[Records supplied]:

┄┄┄┄┄┄

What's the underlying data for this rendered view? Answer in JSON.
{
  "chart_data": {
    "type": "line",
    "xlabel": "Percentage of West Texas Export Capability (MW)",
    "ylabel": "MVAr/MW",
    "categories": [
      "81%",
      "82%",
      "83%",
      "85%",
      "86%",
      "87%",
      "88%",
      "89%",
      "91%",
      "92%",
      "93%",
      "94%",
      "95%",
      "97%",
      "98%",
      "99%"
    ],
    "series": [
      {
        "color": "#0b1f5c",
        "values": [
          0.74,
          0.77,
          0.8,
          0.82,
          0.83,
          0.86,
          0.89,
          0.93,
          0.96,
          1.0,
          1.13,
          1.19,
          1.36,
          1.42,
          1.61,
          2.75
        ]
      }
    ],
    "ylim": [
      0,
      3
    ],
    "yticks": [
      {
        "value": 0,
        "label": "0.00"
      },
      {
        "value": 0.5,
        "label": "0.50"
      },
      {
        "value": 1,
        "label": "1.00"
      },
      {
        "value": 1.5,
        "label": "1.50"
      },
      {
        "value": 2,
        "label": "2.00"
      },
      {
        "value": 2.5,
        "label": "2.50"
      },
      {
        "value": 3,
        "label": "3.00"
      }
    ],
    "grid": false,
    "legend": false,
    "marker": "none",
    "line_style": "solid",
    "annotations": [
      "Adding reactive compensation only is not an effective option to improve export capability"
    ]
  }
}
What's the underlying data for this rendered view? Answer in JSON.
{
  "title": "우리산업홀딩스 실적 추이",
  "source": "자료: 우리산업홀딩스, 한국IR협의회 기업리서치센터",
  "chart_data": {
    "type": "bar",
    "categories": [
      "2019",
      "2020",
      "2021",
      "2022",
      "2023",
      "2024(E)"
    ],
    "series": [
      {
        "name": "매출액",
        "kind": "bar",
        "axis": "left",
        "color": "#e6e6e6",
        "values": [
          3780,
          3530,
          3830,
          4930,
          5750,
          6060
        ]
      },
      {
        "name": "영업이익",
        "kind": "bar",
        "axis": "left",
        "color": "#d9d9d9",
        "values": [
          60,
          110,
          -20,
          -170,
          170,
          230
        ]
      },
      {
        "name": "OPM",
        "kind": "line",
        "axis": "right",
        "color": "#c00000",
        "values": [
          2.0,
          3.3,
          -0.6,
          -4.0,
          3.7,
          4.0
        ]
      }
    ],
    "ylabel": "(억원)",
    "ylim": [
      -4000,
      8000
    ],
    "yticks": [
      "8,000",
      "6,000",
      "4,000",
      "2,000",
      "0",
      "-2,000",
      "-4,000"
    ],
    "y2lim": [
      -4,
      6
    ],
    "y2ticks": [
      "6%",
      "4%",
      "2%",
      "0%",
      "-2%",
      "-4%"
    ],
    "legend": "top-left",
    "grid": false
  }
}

┄┄┄┄┄┄

[Task prompt]: Copy out every line of the data above, exactly as given.

[Exercise response]:
What's the underlying data for this rendered view? Answer in JSON.
{
  "chart_data": {
    "type": "line",
    "xlabel": "Percentage of West Texas Export Capability (MW)",
    "ylabel": "MVAr/MW",
    "categories": [
      "81%",
      "82%",
      "83%",
      "85%",
      "86%",
      "87%",
      "88%",
      "89%",
      "91%",
      "92%",
      "93%",
      "94%",
      "95%",
      "97%",
      "98%",
      "99%"
    ],
    "series": [
      {
        "color": "#0b1f5c",
        "values": [
          0.74,
          0.77,
          0.8,
          0.82,
          0.83,
          0.86,
          0.89,
          0.93,
          0.96,
          1.0,
          1.13,
          1.19,
          1.36,
          1.42,
          1.61,
          2.75
        ]
      }
    ],
    "ylim": [
      0,
      3
    ],
    "yticks": [
      {
        "value": 0,
        "label": "0.00"
      },
      {
        "value": 0.5,
        "label": "0.50"
      },
      {
        "value": 1,
        "label": "1.00"
      },
      {
        "value": 1.5,
        "label": "1.50"
      },
      {
        "value": 2,
        "label": "2.00"
      },
      {
        "value": 2.5,
        "label": "2.50"
      },
      {
        "value": 3,
        "label": "3.00"
      }
    ],
    "grid": false,
    "legend": false,
    "marker": "none",
    "line_style": "solid",
    "annotations": [
      "Adding reactive compensation only is not an effective option to improve export capability"
    ]
  }
}
What's the underlying data for this rendered view? Answer in JSON.
{
  "title": "우리산업홀딩스 실적 추이",
  "source": "자료: 우리산업홀딩스, 한국IR협의회 기업리서치센터",
  "chart_data": {
    "type": "bar",
    "categories": [
      "2019",
      "2020",
      "2021",
      "2022",
      "2023",
      "2024(E)"
    ],
    "series": [
      {
        "name": "매출액",
        "kind": "bar",
        "axis": "left",
        "color": "#e6e6e6",
        "values": [
          3780,
          3530,
          3830,
          4930,
          5750,
          6060
        ]
      },
      {
        "name": "영업이익",
        "kind": "bar",
        "axis": "left",
        "color": "#d9d9d9",
        "values": [
          60,
          110,
          -20,
          -170,
          170,
          230
        ]
      },
      {
        "name": "OPM",
        "kind": "line",
        "axis": "right",
        "color": "#c00000",
        "values": [
          2.0,
          3.3,
          -0.6,
          -4.0,
          3.7,
          4.0
        ]
      }
    ],
    "ylabel": "(억원)",
    "ylim": [
      -4000,
      8000
    ],
    "yticks": [
      "8,000",
      "6,000",
      "4,000",
      "2,000",
      "0",
      "-2,000",
      "-4,000"
    ],
    "y2lim": [
      -4,
      6
    ],
    "y2ticks": [
      "6%",
      "4%",
      "2%",
      "0%",
      "-2%",
      "-4%"
    ],
    "legend": "top-left",
    "grid": false
  }
}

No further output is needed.